SHORT EXERCISE:
Below are some records; give them all again exactly, but not the pictures.
--- START DATASET EXCERPTS ---
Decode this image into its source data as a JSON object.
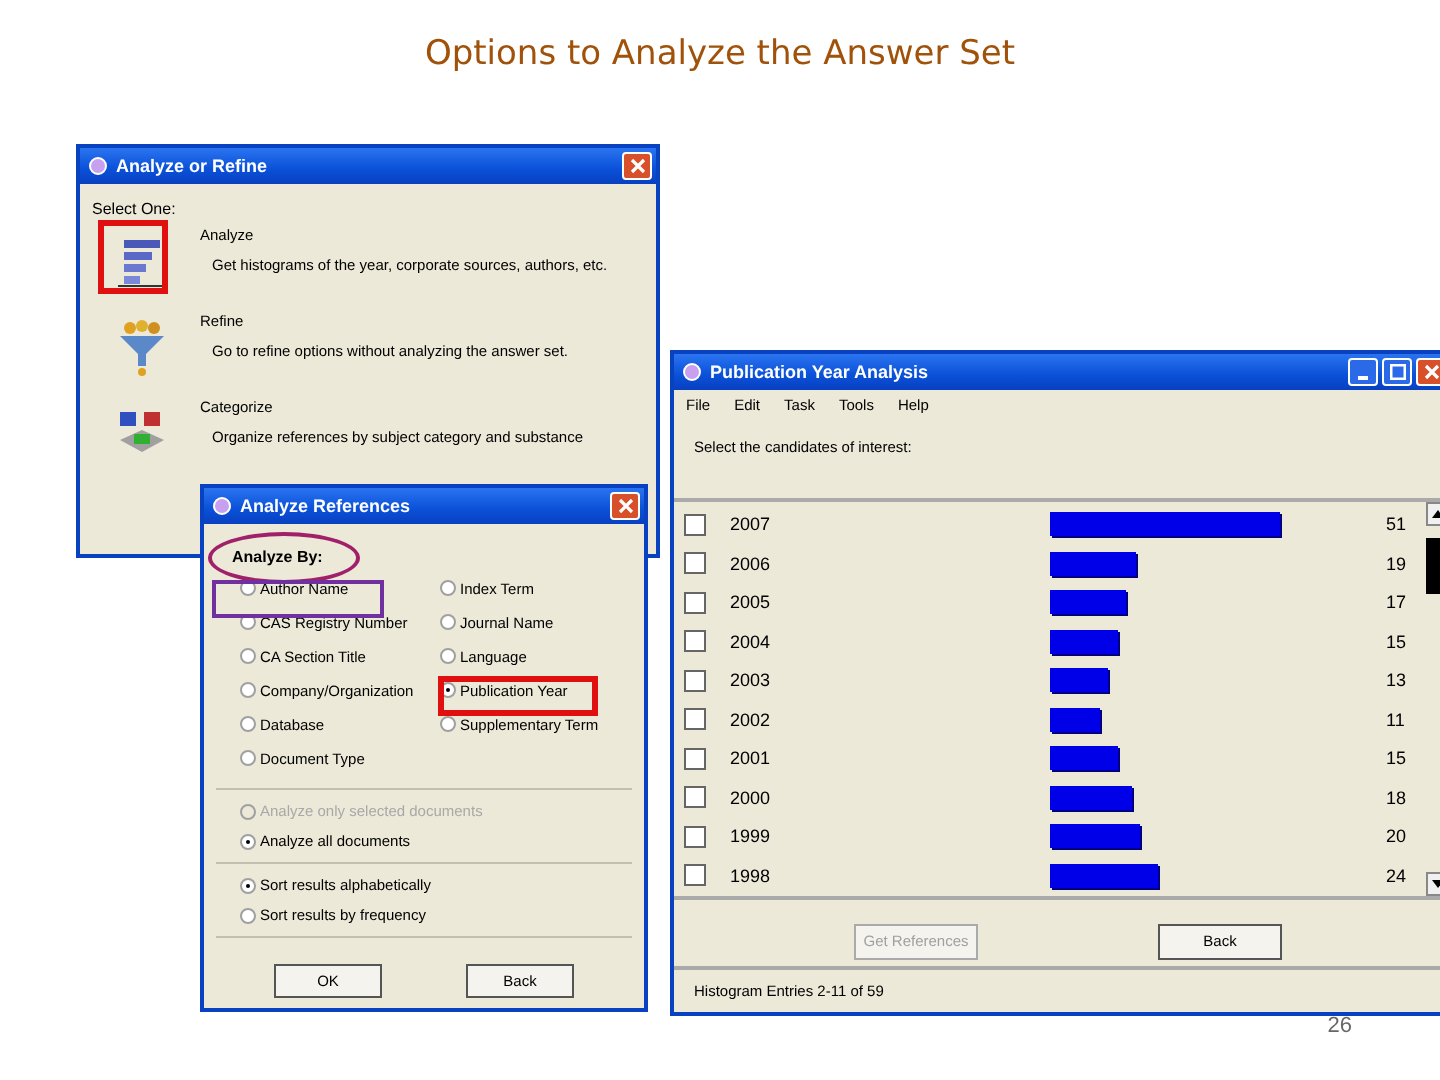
{
  "slide": {
    "title": "Options to Analyze the Answer Set",
    "page_number": "26"
  },
  "analyze_or_refine": {
    "title": "Analyze or Refine",
    "prompt": "Select One:",
    "choices": [
      {
        "kind": "histogram",
        "label": "Analyze",
        "description": "Get histograms of the year, corporate sources, authors, etc."
      },
      {
        "kind": "funnel",
        "label": "Refine",
        "description": "Go to refine options without analyzing the answer set."
      },
      {
        "kind": "categories",
        "label": "Categorize",
        "description": "Organize references by subject category and substance"
      }
    ]
  },
  "analyze_references": {
    "title": "Analyze References",
    "heading": "Analyze By:",
    "options": [
      {
        "label": "Author Name",
        "selected": false
      },
      {
        "label": "Index Term",
        "selected": false
      },
      {
        "label": "CAS Registry Number",
        "selected": false
      },
      {
        "label": "Journal Name",
        "selected": false
      },
      {
        "label": "CA Section Title",
        "selected": false
      },
      {
        "label": "Language",
        "selected": false
      },
      {
        "label": "Company/Organization",
        "selected": false
      },
      {
        "label": "Publication Year",
        "selected": true
      },
      {
        "label": "Database",
        "selected": false
      },
      {
        "label": "Supplementary Term",
        "selected": false
      },
      {
        "label": "Document Type",
        "selected": false
      }
    ],
    "scope": [
      {
        "label": "Analyze only selected documents",
        "selected": false,
        "disabled": true
      },
      {
        "label": "Analyze all documents",
        "selected": true,
        "disabled": false
      }
    ],
    "sort": [
      {
        "label": "Sort results alphabetically",
        "selected": true
      },
      {
        "label": "Sort results by frequency",
        "selected": false
      }
    ],
    "buttons": [
      "OK",
      "Back"
    ]
  },
  "publication_year_analysis": {
    "title": "Publication Year Analysis",
    "menu": [
      "File",
      "Edit",
      "Task",
      "Tools",
      "Help"
    ],
    "prompt": "Select the candidates of interest:",
    "rows": [
      {
        "label": "2007",
        "checked": false,
        "count": "51"
      },
      {
        "label": "2006",
        "checked": false,
        "count": "19"
      },
      {
        "label": "2005",
        "checked": false,
        "count": "17"
      },
      {
        "label": "2004",
        "checked": false,
        "count": "15"
      },
      {
        "label": "2003",
        "checked": false,
        "count": "13"
      },
      {
        "label": "2002",
        "checked": false,
        "count": "11"
      },
      {
        "label": "2001",
        "checked": false,
        "count": "15"
      },
      {
        "label": "2000",
        "checked": false,
        "count": "18"
      },
      {
        "label": "1999",
        "checked": false,
        "count": "20"
      },
      {
        "label": "1998",
        "checked": false,
        "count": "24"
      }
    ],
    "buttons": [
      {
        "label": "Get References",
        "disabled": true
      },
      {
        "label": "Back",
        "disabled": false
      }
    ],
    "status": "Histogram Entries 2-11 of 59"
  }
}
--- END DATASET EXCERPTS ---
EXERCISE OUTPUT:
Decode this image into its source data as a JSON object.
{
  "slide": {
    "title": "Options to Analyze the Answer Set",
    "page_number": "26"
  },
  "analyze_or_refine": {
    "title": "Analyze or Refine",
    "prompt": "Select One:",
    "choices": [
      {
        "kind": "histogram",
        "label": "Analyze",
        "description": "Get histograms of the year, corporate sources, authors, etc."
      },
      {
        "kind": "funnel",
        "label": "Refine",
        "description": "Go to refine options without analyzing the answer set."
      },
      {
        "kind": "categories",
        "label": "Categorize",
        "description": "Organize references by subject category and substance"
      }
    ]
  },
  "analyze_references": {
    "title": "Analyze References",
    "heading": "Analyze By:",
    "options": [
      {
        "label": "Author Name",
        "selected": false
      },
      {
        "label": "Index Term",
        "selected": false
      },
      {
        "label": "CAS Registry Number",
        "selected": false
      },
      {
        "label": "Journal Name",
        "selected": false
      },
      {
        "label": "CA Section Title",
        "selected": false
      },
      {
        "label": "Language",
        "selected": false
      },
      {
        "label": "Company/Organization",
        "selected": false
      },
      {
        "label": "Publication Year",
        "selected": true
      },
      {
        "label": "Database",
        "selected": false
      },
      {
        "label": "Supplementary Term",
        "selected": false
      },
      {
        "label": "Document Type",
        "selected": false
      }
    ],
    "scope": [
      {
        "label": "Analyze only selected documents",
        "selected": false,
        "disabled": true
      },
      {
        "label": "Analyze all documents",
        "selected": true,
        "disabled": false
      }
    ],
    "sort": [
      {
        "label": "Sort results alphabetically",
        "selected": true
      },
      {
        "label": "Sort results by frequency",
        "selected": false
      }
    ],
    "buttons": [
      "OK",
      "Back"
    ]
  },
  "publication_year_analysis": {
    "title": "Publication Year Analysis",
    "menu": [
      "File",
      "Edit",
      "Task",
      "Tools",
      "Help"
    ],
    "prompt": "Select the candidates of interest:",
    "rows": [
      {
        "label": "2007",
        "checked": false,
        "count": "51"
      },
      {
        "label": "2006",
        "checked": false,
        "count": "19"
      },
      {
        "label": "2005",
        "checked": false,
        "count": "17"
      },
      {
        "label": "2004",
        "checked": false,
        "count": "15"
      },
      {
        "label": "2003",
        "checked": false,
        "count": "13"
      },
      {
        "label": "2002",
        "checked": false,
        "count": "11"
      },
      {
        "label": "2001",
        "checked": false,
        "count": "15"
      },
      {
        "label": "2000",
        "checked": false,
        "count": "18"
      },
      {
        "label": "1999",
        "checked": false,
        "count": "20"
      },
      {
        "label": "1998",
        "checked": false,
        "count": "24"
      }
    ],
    "buttons": [
      {
        "label": "Get References",
        "disabled": true
      },
      {
        "label": "Back",
        "disabled": false
      }
    ],
    "status": "Histogram Entries 2-11 of 59"
  }
}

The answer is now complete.